▶ [Written instruction] Everything in the data should be repeated exactly, save for the images.

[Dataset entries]
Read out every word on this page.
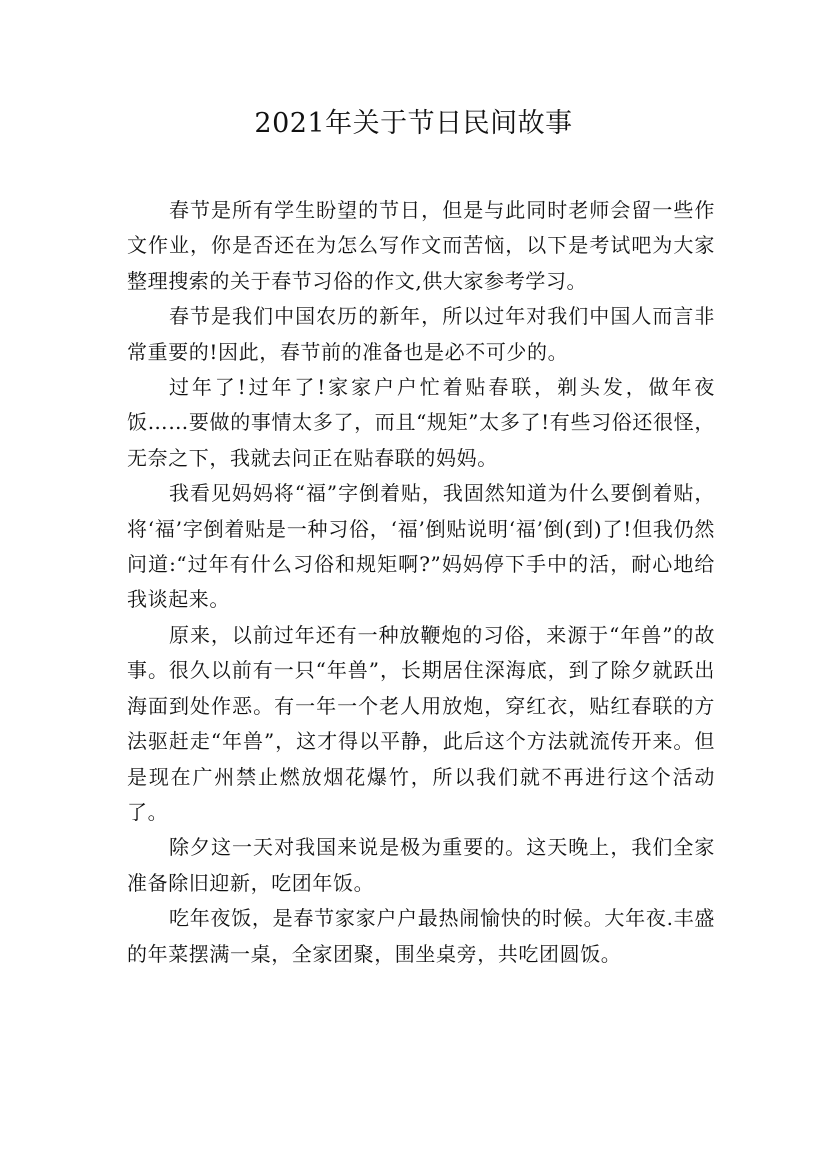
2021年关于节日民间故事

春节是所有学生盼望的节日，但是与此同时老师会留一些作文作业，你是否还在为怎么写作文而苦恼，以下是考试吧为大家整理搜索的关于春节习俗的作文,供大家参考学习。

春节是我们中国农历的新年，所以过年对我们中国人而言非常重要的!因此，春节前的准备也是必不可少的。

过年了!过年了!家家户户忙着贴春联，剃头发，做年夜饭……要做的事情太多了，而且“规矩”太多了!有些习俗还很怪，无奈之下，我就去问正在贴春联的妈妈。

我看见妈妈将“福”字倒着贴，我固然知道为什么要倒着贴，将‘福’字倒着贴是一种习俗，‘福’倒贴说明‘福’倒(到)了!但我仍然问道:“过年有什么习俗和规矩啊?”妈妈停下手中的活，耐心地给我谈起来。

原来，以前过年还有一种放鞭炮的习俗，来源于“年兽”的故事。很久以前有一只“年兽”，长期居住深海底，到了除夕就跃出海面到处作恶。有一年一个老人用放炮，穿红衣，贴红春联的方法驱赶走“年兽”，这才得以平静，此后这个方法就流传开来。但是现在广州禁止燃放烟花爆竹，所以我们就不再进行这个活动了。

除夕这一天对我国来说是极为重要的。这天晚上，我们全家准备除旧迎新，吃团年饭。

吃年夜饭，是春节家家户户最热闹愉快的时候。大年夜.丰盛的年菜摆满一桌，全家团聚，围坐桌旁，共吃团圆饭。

▶ [Exercise answer]
Read out every word on this page.
2021年关于节日民间故事

春节是所有学生盼望的节日，但是与此同时老师会留一些作文作业，你是否还在为怎么写作文而苦恼，以下是考试吧为大家整理搜索的关于春节习俗的作文,供大家参考学习。

春节是我们中国农历的新年，所以过年对我们中国人而言非常重要的!因此，春节前的准备也是必不可少的。

过年了!过年了!家家户户忙着贴春联，剃头发，做年夜饭……要做的事情太多了，而且“规矩”太多了!有些习俗还很怪，无奈之下，我就去问正在贴春联的妈妈。

我看见妈妈将“福”字倒着贴，我固然知道为什么要倒着贴，将‘福’字倒着贴是一种习俗，‘福’倒贴说明‘福’倒(到)了!但我仍然问道:“过年有什么习俗和规矩啊?”妈妈停下手中的活，耐心地给我谈起来。

原来，以前过年还有一种放鞭炮的习俗，来源于“年兽”的故事。很久以前有一只“年兽”，长期居住深海底，到了除夕就跃出海面到处作恶。有一年一个老人用放炮，穿红衣，贴红春联的方法驱赶走“年兽”，这才得以平静，此后这个方法就流传开来。但是现在广州禁止燃放烟花爆竹，所以我们就不再进行这个活动了。

除夕这一天对我国来说是极为重要的。这天晚上，我们全家准备除旧迎新，吃团年饭。

吃年夜饭，是春节家家户户最热闹愉快的时候。大年夜.丰盛的年菜摆满一桌，全家团聚，围坐桌旁，共吃团圆饭。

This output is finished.